# Aim of the exercise
Could you reproduce all of the data below verbatim, leaving out the pictures?

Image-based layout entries
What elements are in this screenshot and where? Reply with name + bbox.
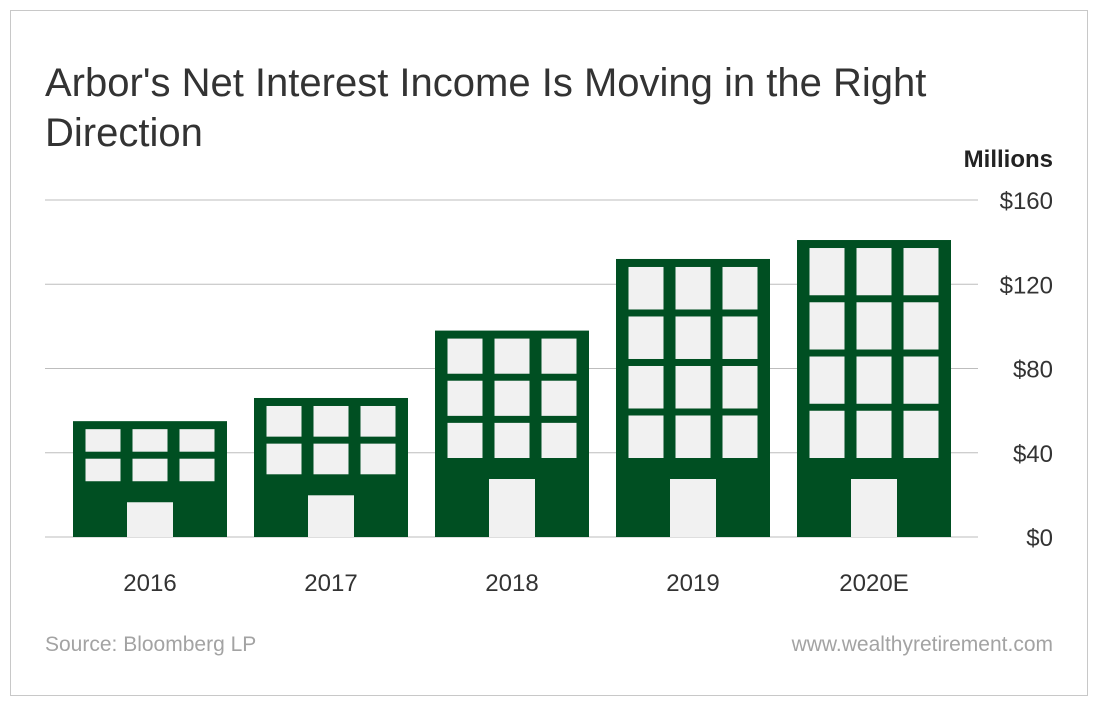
building-window xyxy=(809,302,845,350)
building-window xyxy=(675,415,711,458)
y-axis-unit-label: Millions xyxy=(963,146,1053,173)
building-window xyxy=(675,316,711,359)
building-door xyxy=(308,495,354,537)
building-window xyxy=(313,443,349,475)
building-window xyxy=(494,380,530,416)
building-window xyxy=(541,422,577,458)
building-window xyxy=(494,422,530,458)
building-window xyxy=(809,248,845,296)
x-category-label: 2017 xyxy=(304,570,357,597)
building-window xyxy=(132,429,168,452)
building-window xyxy=(494,338,530,374)
website-credit: www.wealthyretirement.com xyxy=(791,633,1053,656)
building-window xyxy=(360,405,396,437)
building-window xyxy=(856,302,892,350)
building-window xyxy=(447,338,483,374)
building-window xyxy=(722,316,758,359)
building-window xyxy=(628,415,664,458)
y-tick-label: $80 xyxy=(1013,357,1053,384)
x-category-label: 2019 xyxy=(666,570,719,597)
source-note: Source: Bloomberg LP xyxy=(45,633,257,656)
building-window xyxy=(722,415,758,458)
building-window xyxy=(266,443,302,475)
y-tick-label: $120 xyxy=(1000,272,1053,299)
building-window xyxy=(903,356,939,404)
building-window xyxy=(903,302,939,350)
building-window xyxy=(179,429,215,452)
building-window xyxy=(179,458,215,482)
building-door xyxy=(127,502,173,537)
building-door xyxy=(851,479,897,537)
building-window xyxy=(541,338,577,374)
building-window xyxy=(360,443,396,475)
building-window xyxy=(809,356,845,404)
x-category-label: 2018 xyxy=(485,570,538,597)
building-window xyxy=(85,458,121,482)
x-category-label: 2020E xyxy=(839,570,908,597)
building-window xyxy=(675,266,711,310)
building-window xyxy=(447,422,483,458)
building-window xyxy=(628,316,664,359)
building-window xyxy=(856,356,892,404)
building-window xyxy=(856,248,892,296)
building-window xyxy=(903,248,939,296)
building-door xyxy=(670,479,716,537)
building-window xyxy=(541,380,577,416)
building-window xyxy=(722,365,758,409)
building-window xyxy=(722,266,758,310)
building-window xyxy=(313,405,349,437)
building-window xyxy=(266,405,302,437)
building-door xyxy=(489,479,535,537)
building-window xyxy=(675,365,711,409)
y-tick-label: $40 xyxy=(1013,441,1053,468)
building-window xyxy=(903,410,939,458)
y-tick-label: $160 xyxy=(1000,188,1053,215)
building-window xyxy=(628,365,664,409)
x-category-label: 2016 xyxy=(123,570,176,597)
building-window xyxy=(132,458,168,482)
building-window xyxy=(628,266,664,310)
y-tick-label: $0 xyxy=(1026,525,1053,552)
building-window xyxy=(447,380,483,416)
chart-title: Arbor's Net Interest Income Is Moving in… xyxy=(45,61,927,155)
building-window xyxy=(809,410,845,458)
building-window xyxy=(85,429,121,452)
building-window xyxy=(856,410,892,458)
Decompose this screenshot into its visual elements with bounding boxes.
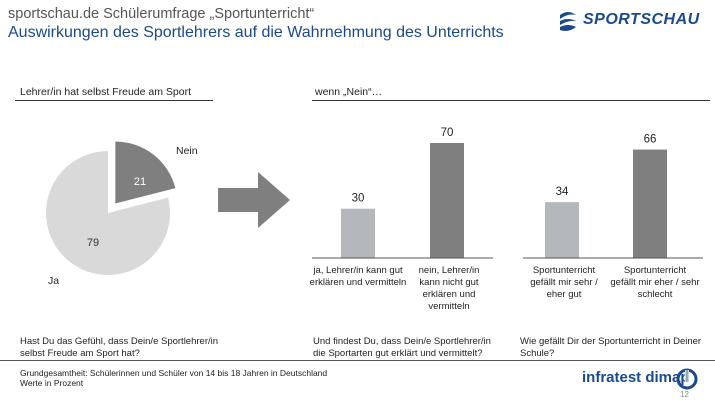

# Finished task
What elements are in this screenshot and where? Reply with name + bbox.
building-window xyxy=(809,302,845,350)
building-window xyxy=(675,415,711,458)
y-axis-unit-label: Millions xyxy=(963,146,1053,173)
building-window xyxy=(675,316,711,359)
building-door xyxy=(308,495,354,537)
building-window xyxy=(313,443,349,475)
building-window xyxy=(494,380,530,416)
building-window xyxy=(541,422,577,458)
building-window xyxy=(494,422,530,458)
building-window xyxy=(809,248,845,296)
x-category-label: 2017 xyxy=(304,570,357,597)
building-window xyxy=(132,429,168,452)
building-window xyxy=(494,338,530,374)
website-credit: www.wealthyretirement.com xyxy=(791,633,1053,656)
building-window xyxy=(360,405,396,437)
building-window xyxy=(856,302,892,350)
building-window xyxy=(447,338,483,374)
building-window xyxy=(722,316,758,359)
building-window xyxy=(628,415,664,458)
y-tick-label: $80 xyxy=(1013,357,1053,384)
x-category-label: 2019 xyxy=(666,570,719,597)
source-note: Source: Bloomberg LP xyxy=(45,633,257,656)
building-window xyxy=(722,415,758,458)
building-window xyxy=(266,443,302,475)
y-tick-label: $120 xyxy=(1000,272,1053,299)
building-window xyxy=(903,356,939,404)
building-window xyxy=(903,302,939,350)
building-window xyxy=(179,429,215,452)
building-window xyxy=(179,458,215,482)
building-door xyxy=(127,502,173,537)
building-door xyxy=(851,479,897,537)
building-window xyxy=(541,338,577,374)
building-window xyxy=(360,443,396,475)
building-window xyxy=(809,356,845,404)
x-category-label: 2018 xyxy=(485,570,538,597)
building-window xyxy=(85,458,121,482)
x-category-label: 2020E xyxy=(839,570,908,597)
building-window xyxy=(675,266,711,310)
building-window xyxy=(447,422,483,458)
building-window xyxy=(628,316,664,359)
building-window xyxy=(856,356,892,404)
building-window xyxy=(856,248,892,296)
building-window xyxy=(903,248,939,296)
building-door xyxy=(670,479,716,537)
building-window xyxy=(541,380,577,416)
building-window xyxy=(722,365,758,409)
building-window xyxy=(722,266,758,310)
building-window xyxy=(313,405,349,437)
building-window xyxy=(266,405,302,437)
building-door xyxy=(489,479,535,537)
building-window xyxy=(675,365,711,409)
y-tick-label: $40 xyxy=(1013,441,1053,468)
building-window xyxy=(903,410,939,458)
y-tick-label: $160 xyxy=(1000,188,1053,215)
building-window xyxy=(628,365,664,409)
x-category-label: 2016 xyxy=(123,570,176,597)
building-window xyxy=(132,458,168,482)
building-window xyxy=(628,266,664,310)
y-tick-label: $0 xyxy=(1026,525,1053,552)
building-window xyxy=(447,380,483,416)
chart-title: Arbor's Net Interest Income Is Moving in… xyxy=(45,61,927,155)
building-window xyxy=(809,410,845,458)
building-window xyxy=(85,429,121,452)
building-window xyxy=(856,410,892,458)
Decompose this screenshot into its visual elements with bounding boxes.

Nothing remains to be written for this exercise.